Provide only the number of lines in the listing that contain the string "alan".
Start of Data lines
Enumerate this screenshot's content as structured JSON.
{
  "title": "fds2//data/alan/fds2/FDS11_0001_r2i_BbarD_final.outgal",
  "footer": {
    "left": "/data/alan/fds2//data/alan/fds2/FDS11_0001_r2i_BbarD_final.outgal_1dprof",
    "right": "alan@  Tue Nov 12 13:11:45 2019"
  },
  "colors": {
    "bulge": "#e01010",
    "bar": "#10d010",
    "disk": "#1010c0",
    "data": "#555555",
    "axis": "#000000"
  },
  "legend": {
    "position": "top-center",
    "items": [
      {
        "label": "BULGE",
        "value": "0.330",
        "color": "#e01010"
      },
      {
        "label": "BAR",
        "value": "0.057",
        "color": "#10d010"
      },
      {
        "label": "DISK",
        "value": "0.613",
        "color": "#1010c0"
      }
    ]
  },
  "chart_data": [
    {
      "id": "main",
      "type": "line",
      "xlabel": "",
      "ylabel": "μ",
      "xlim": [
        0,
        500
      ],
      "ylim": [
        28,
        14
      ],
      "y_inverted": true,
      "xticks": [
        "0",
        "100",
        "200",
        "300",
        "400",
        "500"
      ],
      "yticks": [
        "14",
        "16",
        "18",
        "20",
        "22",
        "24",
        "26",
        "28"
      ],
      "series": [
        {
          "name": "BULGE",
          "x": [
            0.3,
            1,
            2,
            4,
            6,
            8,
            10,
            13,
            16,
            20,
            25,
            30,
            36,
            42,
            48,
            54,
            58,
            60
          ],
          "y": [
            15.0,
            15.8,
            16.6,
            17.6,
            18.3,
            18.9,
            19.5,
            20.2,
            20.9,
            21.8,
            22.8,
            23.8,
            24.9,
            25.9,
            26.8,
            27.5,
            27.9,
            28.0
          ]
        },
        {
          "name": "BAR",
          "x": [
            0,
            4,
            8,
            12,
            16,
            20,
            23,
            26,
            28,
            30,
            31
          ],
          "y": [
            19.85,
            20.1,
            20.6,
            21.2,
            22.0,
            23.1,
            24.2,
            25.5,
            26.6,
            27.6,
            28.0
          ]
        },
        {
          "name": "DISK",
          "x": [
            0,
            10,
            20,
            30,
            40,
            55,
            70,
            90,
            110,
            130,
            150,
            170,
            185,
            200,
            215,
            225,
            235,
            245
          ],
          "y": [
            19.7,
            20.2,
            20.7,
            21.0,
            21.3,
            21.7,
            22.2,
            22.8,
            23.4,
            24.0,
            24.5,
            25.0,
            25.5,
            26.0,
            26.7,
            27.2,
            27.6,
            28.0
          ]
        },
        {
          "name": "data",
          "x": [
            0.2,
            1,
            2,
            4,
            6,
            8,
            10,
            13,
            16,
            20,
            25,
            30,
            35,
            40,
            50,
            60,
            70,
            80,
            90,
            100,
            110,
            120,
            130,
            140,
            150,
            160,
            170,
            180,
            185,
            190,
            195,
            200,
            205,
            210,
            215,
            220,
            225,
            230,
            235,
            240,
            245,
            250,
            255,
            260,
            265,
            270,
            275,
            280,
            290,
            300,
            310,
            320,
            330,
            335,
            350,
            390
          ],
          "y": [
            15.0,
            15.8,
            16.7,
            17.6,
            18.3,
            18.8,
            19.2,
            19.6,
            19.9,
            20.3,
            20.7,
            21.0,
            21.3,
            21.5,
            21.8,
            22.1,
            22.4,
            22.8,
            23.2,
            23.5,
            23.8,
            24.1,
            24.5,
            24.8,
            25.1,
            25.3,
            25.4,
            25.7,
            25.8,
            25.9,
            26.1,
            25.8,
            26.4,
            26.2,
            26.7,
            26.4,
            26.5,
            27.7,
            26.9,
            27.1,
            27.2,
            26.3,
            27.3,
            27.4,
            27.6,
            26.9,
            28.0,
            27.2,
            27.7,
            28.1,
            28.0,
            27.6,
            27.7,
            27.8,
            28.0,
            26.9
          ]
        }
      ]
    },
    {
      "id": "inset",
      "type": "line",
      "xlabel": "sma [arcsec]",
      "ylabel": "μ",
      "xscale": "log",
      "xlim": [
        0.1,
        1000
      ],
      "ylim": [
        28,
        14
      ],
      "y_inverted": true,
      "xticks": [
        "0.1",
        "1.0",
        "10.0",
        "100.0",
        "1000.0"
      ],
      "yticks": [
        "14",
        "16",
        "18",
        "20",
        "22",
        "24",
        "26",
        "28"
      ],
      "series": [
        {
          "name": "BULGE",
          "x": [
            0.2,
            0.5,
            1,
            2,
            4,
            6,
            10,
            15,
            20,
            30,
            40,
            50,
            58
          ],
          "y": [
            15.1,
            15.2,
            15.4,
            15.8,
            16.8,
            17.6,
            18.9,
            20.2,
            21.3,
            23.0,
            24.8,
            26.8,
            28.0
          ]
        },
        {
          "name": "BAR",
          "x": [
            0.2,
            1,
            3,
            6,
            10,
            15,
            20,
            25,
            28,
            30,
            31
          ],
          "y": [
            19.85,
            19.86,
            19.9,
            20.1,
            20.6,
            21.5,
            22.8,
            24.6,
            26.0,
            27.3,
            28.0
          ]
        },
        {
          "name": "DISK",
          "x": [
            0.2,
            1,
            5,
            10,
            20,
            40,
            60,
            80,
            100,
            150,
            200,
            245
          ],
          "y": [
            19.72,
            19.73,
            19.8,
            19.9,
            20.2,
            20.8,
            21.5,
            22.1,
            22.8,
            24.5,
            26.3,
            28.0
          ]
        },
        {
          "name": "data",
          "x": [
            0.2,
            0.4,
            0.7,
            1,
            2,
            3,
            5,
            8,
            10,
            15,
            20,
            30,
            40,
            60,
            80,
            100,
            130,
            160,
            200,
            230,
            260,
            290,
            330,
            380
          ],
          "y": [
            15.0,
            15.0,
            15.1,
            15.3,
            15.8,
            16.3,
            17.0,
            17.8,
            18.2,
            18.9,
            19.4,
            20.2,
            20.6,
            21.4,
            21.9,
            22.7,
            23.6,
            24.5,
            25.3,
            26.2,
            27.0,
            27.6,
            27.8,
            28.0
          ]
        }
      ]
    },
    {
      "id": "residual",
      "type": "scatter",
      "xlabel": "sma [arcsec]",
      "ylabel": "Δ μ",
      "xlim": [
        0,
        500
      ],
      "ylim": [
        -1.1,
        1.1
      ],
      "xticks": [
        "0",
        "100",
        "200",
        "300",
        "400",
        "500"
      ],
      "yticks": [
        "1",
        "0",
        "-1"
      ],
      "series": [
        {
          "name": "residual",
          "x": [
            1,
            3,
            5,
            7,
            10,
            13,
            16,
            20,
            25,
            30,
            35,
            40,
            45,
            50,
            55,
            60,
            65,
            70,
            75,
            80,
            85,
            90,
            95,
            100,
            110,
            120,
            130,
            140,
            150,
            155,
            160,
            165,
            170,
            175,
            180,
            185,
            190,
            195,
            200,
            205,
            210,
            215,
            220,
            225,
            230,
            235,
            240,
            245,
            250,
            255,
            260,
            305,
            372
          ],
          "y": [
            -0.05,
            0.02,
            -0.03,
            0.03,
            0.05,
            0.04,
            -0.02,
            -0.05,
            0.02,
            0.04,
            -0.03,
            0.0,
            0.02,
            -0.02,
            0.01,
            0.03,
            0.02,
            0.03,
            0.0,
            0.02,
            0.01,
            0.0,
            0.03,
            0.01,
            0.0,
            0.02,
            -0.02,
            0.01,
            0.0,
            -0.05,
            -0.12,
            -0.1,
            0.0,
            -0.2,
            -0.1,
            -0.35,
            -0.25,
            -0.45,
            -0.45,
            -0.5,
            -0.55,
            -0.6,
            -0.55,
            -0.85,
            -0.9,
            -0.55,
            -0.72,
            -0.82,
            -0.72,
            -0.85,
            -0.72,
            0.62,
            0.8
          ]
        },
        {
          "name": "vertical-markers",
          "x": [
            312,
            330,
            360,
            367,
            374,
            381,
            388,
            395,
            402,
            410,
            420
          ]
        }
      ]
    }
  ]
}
End of Data lines
Completed task:
3